• Exercise
Write the material out again, line by line, exactly as it is.

Data entries:
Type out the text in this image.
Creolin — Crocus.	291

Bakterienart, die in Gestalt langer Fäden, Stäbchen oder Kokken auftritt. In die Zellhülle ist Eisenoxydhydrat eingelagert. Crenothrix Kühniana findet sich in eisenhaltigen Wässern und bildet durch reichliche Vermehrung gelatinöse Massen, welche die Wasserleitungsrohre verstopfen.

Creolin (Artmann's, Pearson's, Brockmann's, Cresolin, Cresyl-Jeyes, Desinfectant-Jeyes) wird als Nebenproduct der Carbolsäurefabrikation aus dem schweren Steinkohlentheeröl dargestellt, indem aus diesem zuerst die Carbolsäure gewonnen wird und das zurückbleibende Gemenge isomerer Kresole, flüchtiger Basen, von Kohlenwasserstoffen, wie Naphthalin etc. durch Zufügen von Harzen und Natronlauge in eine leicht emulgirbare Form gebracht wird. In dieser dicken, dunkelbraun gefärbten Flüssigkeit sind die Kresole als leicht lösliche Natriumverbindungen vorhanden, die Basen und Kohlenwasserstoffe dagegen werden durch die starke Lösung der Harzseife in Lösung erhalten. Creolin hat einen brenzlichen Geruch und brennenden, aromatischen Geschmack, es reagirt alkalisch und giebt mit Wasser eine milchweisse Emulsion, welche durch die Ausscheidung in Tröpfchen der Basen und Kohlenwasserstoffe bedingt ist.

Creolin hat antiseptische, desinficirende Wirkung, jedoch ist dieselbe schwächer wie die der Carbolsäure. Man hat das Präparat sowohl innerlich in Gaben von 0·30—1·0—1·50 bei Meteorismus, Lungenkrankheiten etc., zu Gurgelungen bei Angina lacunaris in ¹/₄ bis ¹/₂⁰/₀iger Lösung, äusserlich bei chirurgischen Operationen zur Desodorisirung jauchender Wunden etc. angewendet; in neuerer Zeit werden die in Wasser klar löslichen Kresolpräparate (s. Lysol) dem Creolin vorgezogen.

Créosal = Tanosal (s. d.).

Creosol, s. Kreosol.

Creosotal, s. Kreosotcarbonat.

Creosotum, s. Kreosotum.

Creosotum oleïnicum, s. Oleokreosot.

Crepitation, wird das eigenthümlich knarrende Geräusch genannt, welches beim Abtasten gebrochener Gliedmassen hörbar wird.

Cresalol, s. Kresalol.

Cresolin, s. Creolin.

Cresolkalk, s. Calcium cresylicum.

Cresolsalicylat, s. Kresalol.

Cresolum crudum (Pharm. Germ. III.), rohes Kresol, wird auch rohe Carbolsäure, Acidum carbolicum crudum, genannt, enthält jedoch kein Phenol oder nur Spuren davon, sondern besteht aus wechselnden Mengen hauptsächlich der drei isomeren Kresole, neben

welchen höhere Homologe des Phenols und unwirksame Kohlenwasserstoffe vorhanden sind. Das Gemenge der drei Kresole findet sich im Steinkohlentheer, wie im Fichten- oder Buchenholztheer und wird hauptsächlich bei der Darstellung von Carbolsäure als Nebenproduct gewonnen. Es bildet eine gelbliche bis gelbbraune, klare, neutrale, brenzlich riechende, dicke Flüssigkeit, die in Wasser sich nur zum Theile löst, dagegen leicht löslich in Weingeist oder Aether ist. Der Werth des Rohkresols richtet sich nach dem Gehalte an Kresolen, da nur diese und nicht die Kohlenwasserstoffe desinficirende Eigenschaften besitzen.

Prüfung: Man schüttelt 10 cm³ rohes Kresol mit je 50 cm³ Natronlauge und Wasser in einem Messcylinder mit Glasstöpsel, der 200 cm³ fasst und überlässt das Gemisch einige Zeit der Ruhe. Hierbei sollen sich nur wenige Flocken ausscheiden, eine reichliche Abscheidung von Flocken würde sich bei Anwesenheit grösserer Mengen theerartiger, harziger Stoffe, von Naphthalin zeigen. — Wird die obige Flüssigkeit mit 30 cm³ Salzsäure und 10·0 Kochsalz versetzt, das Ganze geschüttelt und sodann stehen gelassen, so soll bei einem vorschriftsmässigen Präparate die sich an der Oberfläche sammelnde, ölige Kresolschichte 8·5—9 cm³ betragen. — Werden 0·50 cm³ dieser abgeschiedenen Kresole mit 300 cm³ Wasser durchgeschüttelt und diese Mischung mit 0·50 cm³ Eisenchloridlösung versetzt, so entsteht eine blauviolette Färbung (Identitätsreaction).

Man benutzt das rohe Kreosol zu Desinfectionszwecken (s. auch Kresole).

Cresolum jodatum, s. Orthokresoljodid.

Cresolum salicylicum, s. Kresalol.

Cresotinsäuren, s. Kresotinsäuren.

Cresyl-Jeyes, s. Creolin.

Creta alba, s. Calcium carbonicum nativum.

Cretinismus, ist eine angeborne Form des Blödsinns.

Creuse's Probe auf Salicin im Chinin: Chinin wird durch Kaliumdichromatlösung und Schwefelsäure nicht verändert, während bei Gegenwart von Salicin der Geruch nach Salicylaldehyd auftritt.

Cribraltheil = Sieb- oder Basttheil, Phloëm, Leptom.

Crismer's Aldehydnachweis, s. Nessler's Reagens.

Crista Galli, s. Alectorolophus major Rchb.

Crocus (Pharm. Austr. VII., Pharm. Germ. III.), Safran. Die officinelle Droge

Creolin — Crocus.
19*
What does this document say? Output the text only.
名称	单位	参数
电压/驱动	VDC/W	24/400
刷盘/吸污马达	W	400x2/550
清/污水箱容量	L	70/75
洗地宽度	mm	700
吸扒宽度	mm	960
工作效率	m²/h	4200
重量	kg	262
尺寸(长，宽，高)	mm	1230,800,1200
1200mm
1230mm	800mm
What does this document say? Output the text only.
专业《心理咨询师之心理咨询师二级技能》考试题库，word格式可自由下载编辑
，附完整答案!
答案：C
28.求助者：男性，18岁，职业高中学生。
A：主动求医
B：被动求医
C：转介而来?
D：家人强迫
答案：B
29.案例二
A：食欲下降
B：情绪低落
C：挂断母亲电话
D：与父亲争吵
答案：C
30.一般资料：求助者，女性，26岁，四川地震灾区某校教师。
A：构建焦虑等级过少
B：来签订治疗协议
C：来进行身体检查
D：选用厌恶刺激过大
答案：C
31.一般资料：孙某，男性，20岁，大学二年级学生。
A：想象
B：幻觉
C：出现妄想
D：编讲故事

• Finished answer
Type out the text in this image.
Creolin — Crocus.	291

Bakterienart, die in Gestalt langer Fäden, Stäbchen oder Kokken auftritt. In die Zellhülle ist Eisenoxydhydrat eingelagert. Crenothrix Kühniana findet sich in eisenhaltigen Wässern und bildet durch reichliche Vermehrung gelatinöse Massen, welche die Wasserleitungsrohre verstopfen.

Creolin (Artmann's, Pearson's, Brockmann's, Cresolin, Cresyl-Jeyes, Desinfectant-Jeyes) wird als Nebenproduct der Carbolsäurefabrikation aus dem schweren Steinkohlentheeröl dargestellt, indem aus diesem zuerst die Carbolsäure gewonnen wird und das zurückbleibende Gemenge isomerer Kresole, flüchtiger Basen, von Kohlenwasserstoffen, wie Naphthalin etc. durch Zufügen von Harzen und Natronlauge in eine leicht emulgirbare Form gebracht wird. In dieser dicken, dunkelbraun gefärbten Flüssigkeit sind die Kresole als leicht lösliche Natriumverbindungen vorhanden, die Basen und Kohlenwasserstoffe dagegen werden durch die starke Lösung der Harzseife in Lösung erhalten. Creolin hat einen brenzlichen Geruch und brennenden, aromatischen Geschmack, es reagirt alkalisch und giebt mit Wasser eine milchweisse Emulsion, welche durch die Ausscheidung in Tröpfchen der Basen und Kohlenwasserstoffe bedingt ist.

Creolin hat antiseptische, desinficirende Wirkung, jedoch ist dieselbe schwächer wie die der Carbolsäure. Man hat das Präparat sowohl innerlich in Gaben von 0·30—1·0—1·50 bei Meteorismus, Lungenkrankheiten etc., zu Gurgelungen bei Angina lacunaris in ¹/₄ bis ¹/₂⁰/₀iger Lösung, äusserlich bei chirurgischen Operationen zur Desodorisirung jauchender Wunden etc. angewendet; in neuerer Zeit werden die in Wasser klar löslichen Kresolpräparate (s. Lysol) dem Creolin vorgezogen.

Créosal = Tanosal (s. d.).

Creosol, s. Kreosol.

Creosotal, s. Kreosotcarbonat.

Creosotum, s. Kreosotum.

Creosotum oleïnicum, s. Oleokreosot.

Crepitation, wird das eigenthümlich knarrende Geräusch genannt, welches beim Abtasten gebrochener Gliedmassen hörbar wird.

Cresalol, s. Kresalol.

Cresolin, s. Creolin.

Cresolkalk, s. Calcium cresylicum.

Cresolsalicylat, s. Kresalol.

Cresolum crudum (Pharm. Germ. III.), rohes Kresol, wird auch rohe Carbolsäure, Acidum carbolicum crudum, genannt, enthält jedoch kein Phenol oder nur Spuren davon, sondern besteht aus wechselnden Mengen hauptsächlich der drei isomeren Kresole, neben

welchen höhere Homologe des Phenols und unwirksame Kohlenwasserstoffe vorhanden sind. Das Gemenge der drei Kresole findet sich im Steinkohlentheer, wie im Fichten- oder Buchenholztheer und wird hauptsächlich bei der Darstellung von Carbolsäure als Nebenproduct gewonnen. Es bildet eine gelbliche bis gelbbraune, klare, neutrale, brenzlich riechende, dicke Flüssigkeit, die in Wasser sich nur zum Theile löst, dagegen leicht löslich in Weingeist oder Aether ist. Der Werth des Rohkresols richtet sich nach dem Gehalte an Kresolen, da nur diese und nicht die Kohlenwasserstoffe desinficirende Eigenschaften besitzen.

Prüfung: Man schüttelt 10 cm³ rohes Kresol mit je 50 cm³ Natronlauge und Wasser in einem Messcylinder mit Glasstöpsel, der 200 cm³ fasst und überlässt das Gemisch einige Zeit der Ruhe. Hierbei sollen sich nur wenige Flocken ausscheiden, eine reichliche Abscheidung von Flocken würde sich bei Anwesenheit grösserer Mengen theerartiger, harziger Stoffe, von Naphthalin zeigen. — Wird die obige Flüssigkeit mit 30 cm³ Salzsäure und 10·0 Kochsalz versetzt, das Ganze geschüttelt und sodann stehen gelassen, so soll bei einem vorschriftsmässigen Präparate die sich an der Oberfläche sammelnde, ölige Kresolschichte 8·5—9 cm³ betragen. — Werden 0·50 cm³ dieser abgeschiedenen Kresole mit 300 cm³ Wasser durchgeschüttelt und diese Mischung mit 0·50 cm³ Eisenchloridlösung versetzt, so entsteht eine blauviolette Färbung (Identitätsreaction).

Man benutzt das rohe Kreosol zu Desinfectionszwecken (s. auch Kresole).

Cresolum jodatum, s. Orthokresoljodid.

Cresolum salicylicum, s. Kresalol.

Cresotinsäuren, s. Kresotinsäuren.

Cresyl-Jeyes, s. Creolin.

Creta alba, s. Calcium carbonicum nativum.

Cretinismus, ist eine angeborne Form des Blödsinns.

Creuse's Probe auf Salicin im Chinin: Chinin wird durch Kaliumdichromatlösung und Schwefelsäure nicht verändert, während bei Gegenwart von Salicin der Geruch nach Salicylaldehyd auftritt.

Cribraltheil = Sieb- oder Basttheil, Phloëm, Leptom.

Crismer's Aldehydnachweis, s. Nessler's Reagens.

Crista Galli, s. Alectorolophus major Rchb.

Crocus (Pharm. Austr. VII., Pharm. Germ. III.), Safran. Die officinelle Droge

Creolin — Crocus.
19*
What does this document say? Output the text only.
名称	单位	参数
电压/驱动	VDC/W	24/400
刷盘/吸污马达	W	400x2/550
清/污水箱容量	L	70/75
洗地宽度	mm	700
吸扒宽度	mm	960
工作效率	m²/h	4200
重量	kg	262
尺寸(长，宽，高)	mm	1230,800,1200
1200mm
1230mm	800mm
What does this document say? Output the text only.
专业《心理咨询师之心理咨询师二级技能》考试题库，word格式可自由下载编辑
，附完整答案!
答案：C
28.求助者：男性，18岁，职业高中学生。
A：主动求医
B：被动求医
C：转介而来?
D：家人强迫
答案：B
29.案例二
A：食欲下降
B：情绪低落
C：挂断母亲电话
D：与父亲争吵
答案：C
30.一般资料：求助者，女性，26岁，四川地震灾区某校教师。
A：构建焦虑等级过少
B：来签订治疗协议
C：来进行身体检查
D：选用厌恶刺激过大
答案：C
31.一般资料：孙某，男性，20岁，大学二年级学生。
A：想象
B：幻觉
C：出现妄想
D：编讲故事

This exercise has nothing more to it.